[Dataset items]
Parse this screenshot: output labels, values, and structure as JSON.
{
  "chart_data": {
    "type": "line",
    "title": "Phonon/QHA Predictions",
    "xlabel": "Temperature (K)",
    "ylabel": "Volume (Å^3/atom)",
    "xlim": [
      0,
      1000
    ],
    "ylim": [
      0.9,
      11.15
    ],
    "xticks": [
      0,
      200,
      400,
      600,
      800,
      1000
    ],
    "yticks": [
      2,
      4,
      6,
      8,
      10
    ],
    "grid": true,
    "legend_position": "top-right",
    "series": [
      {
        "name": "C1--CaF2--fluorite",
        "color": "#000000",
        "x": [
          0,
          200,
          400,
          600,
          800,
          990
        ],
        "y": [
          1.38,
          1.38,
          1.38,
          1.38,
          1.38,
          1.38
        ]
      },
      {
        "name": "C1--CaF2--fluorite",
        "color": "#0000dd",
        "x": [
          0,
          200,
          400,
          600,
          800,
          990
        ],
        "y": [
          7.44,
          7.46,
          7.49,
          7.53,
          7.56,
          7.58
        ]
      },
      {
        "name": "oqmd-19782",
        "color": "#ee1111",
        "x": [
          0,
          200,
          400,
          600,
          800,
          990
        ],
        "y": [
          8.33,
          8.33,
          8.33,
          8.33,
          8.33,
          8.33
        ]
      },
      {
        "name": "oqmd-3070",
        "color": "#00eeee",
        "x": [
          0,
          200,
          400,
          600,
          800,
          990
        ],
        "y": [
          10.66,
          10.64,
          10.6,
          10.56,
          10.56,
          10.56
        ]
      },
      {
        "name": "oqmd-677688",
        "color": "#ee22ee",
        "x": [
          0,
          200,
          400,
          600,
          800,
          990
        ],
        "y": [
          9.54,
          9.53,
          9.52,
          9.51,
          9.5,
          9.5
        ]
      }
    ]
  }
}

> [AIM]:
Give the entries again in full, exactly as they are written.

> [FULL ANSWER]:
Parse this screenshot: output labels, values, and structure as JSON.
{
  "chart_data": {
    "type": "line",
    "title": "Phonon/QHA Predictions",
    "xlabel": "Temperature (K)",
    "ylabel": "Volume (Å^3/atom)",
    "xlim": [
      0,
      1000
    ],
    "ylim": [
      0.9,
      11.15
    ],
    "xticks": [
      0,
      200,
      400,
      600,
      800,
      1000
    ],
    "yticks": [
      2,
      4,
      6,
      8,
      10
    ],
    "grid": true,
    "legend_position": "top-right",
    "series": [
      {
        "name": "C1--CaF2--fluorite",
        "color": "#000000",
        "x": [
          0,
          200,
          400,
          600,
          800,
          990
        ],
        "y": [
          1.38,
          1.38,
          1.38,
          1.38,
          1.38,
          1.38
        ]
      },
      {
        "name": "C1--CaF2--fluorite",
        "color": "#0000dd",
        "x": [
          0,
          200,
          400,
          600,
          800,
          990
        ],
        "y": [
          7.44,
          7.46,
          7.49,
          7.53,
          7.56,
          7.58
        ]
      },
      {
        "name": "oqmd-19782",
        "color": "#ee1111",
        "x": [
          0,
          200,
          400,
          600,
          800,
          990
        ],
        "y": [
          8.33,
          8.33,
          8.33,
          8.33,
          8.33,
          8.33
        ]
      },
      {
        "name": "oqmd-3070",
        "color": "#00eeee",
        "x": [
          0,
          200,
          400,
          600,
          800,
          990
        ],
        "y": [
          10.66,
          10.64,
          10.6,
          10.56,
          10.56,
          10.56
        ]
      },
      {
        "name": "oqmd-677688",
        "color": "#ee22ee",
        "x": [
          0,
          200,
          400,
          600,
          800,
          990
        ],
        "y": [
          9.54,
          9.53,
          9.52,
          9.51,
          9.5,
          9.5
        ]
      }
    ]
  }
}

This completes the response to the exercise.